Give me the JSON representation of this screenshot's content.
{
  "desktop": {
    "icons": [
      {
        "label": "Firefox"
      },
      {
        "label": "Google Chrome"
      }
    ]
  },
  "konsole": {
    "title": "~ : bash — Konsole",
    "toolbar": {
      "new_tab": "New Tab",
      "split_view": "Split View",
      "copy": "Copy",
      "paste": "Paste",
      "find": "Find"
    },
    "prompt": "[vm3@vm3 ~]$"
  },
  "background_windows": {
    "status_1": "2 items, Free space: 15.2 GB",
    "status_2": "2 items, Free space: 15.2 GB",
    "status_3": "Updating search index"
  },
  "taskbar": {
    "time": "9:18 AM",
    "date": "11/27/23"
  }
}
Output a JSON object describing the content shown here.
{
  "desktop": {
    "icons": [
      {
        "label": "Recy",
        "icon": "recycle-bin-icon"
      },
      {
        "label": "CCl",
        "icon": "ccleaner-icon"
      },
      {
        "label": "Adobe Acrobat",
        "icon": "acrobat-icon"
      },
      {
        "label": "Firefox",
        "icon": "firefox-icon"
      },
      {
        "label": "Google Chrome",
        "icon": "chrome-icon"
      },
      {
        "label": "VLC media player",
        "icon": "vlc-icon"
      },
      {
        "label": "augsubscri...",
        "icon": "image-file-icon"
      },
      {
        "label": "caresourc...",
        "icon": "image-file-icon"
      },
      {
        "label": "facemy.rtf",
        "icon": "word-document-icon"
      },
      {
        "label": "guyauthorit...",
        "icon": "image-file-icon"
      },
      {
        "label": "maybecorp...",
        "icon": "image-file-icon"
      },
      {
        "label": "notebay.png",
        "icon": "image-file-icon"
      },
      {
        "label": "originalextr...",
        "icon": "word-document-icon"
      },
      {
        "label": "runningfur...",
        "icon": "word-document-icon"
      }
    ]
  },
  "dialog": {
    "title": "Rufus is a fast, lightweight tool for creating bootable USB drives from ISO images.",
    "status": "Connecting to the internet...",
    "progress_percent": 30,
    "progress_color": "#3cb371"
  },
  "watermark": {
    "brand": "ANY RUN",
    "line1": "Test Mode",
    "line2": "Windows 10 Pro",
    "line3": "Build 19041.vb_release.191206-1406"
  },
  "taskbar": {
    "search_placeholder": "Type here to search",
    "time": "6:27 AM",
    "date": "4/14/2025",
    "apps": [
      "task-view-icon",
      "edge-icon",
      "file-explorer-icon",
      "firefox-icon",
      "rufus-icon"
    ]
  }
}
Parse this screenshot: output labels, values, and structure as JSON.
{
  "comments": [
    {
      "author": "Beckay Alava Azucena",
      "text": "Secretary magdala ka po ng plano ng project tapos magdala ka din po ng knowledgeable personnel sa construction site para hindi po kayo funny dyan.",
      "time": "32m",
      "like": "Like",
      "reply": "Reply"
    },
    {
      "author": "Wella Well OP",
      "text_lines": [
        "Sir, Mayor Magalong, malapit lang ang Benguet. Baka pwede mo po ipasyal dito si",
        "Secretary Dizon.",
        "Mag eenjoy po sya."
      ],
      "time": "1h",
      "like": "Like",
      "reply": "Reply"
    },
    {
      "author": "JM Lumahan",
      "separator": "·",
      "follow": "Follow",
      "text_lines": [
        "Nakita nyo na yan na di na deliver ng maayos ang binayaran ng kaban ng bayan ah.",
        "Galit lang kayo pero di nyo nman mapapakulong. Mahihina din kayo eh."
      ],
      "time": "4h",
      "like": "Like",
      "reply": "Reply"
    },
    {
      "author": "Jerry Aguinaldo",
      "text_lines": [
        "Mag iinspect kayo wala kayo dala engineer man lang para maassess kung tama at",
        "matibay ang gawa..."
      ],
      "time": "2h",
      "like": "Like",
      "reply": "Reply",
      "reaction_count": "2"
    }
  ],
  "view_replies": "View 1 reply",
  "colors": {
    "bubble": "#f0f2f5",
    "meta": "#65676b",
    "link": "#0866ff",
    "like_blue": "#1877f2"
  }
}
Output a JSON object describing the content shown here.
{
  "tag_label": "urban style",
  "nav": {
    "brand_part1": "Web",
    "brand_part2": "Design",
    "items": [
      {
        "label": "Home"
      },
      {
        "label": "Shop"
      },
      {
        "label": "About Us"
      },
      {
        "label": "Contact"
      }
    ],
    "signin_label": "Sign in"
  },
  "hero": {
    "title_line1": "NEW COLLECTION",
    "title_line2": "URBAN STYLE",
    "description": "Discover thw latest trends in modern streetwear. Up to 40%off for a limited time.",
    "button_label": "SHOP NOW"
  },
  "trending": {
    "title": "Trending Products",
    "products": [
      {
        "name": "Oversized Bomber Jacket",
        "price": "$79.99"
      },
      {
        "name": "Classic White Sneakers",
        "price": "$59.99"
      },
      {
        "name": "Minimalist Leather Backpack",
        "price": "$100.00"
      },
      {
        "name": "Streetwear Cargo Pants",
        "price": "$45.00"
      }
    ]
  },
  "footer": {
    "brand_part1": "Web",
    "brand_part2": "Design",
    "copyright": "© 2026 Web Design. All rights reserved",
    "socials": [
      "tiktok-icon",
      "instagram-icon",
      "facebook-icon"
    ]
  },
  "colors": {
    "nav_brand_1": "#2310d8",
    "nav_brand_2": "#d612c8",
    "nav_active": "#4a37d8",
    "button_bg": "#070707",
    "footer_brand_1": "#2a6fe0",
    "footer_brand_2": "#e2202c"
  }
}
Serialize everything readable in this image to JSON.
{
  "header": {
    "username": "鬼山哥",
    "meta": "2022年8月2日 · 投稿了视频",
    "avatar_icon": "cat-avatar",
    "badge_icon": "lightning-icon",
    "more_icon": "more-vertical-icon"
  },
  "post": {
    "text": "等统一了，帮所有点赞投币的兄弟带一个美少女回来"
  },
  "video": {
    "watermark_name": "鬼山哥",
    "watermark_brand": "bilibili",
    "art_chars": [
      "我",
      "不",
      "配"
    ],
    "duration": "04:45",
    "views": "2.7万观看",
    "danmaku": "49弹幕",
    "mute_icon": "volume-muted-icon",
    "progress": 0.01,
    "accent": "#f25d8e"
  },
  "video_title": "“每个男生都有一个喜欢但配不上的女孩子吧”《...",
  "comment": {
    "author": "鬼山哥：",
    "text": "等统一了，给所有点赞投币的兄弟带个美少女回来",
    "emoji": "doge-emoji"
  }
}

YOUR TASK:
In the listing above, locate each line with "search" and copy it.

TASK OUTPUT:
    "status_3": "Updating search index"
    "search_placeholder": "Type here to search",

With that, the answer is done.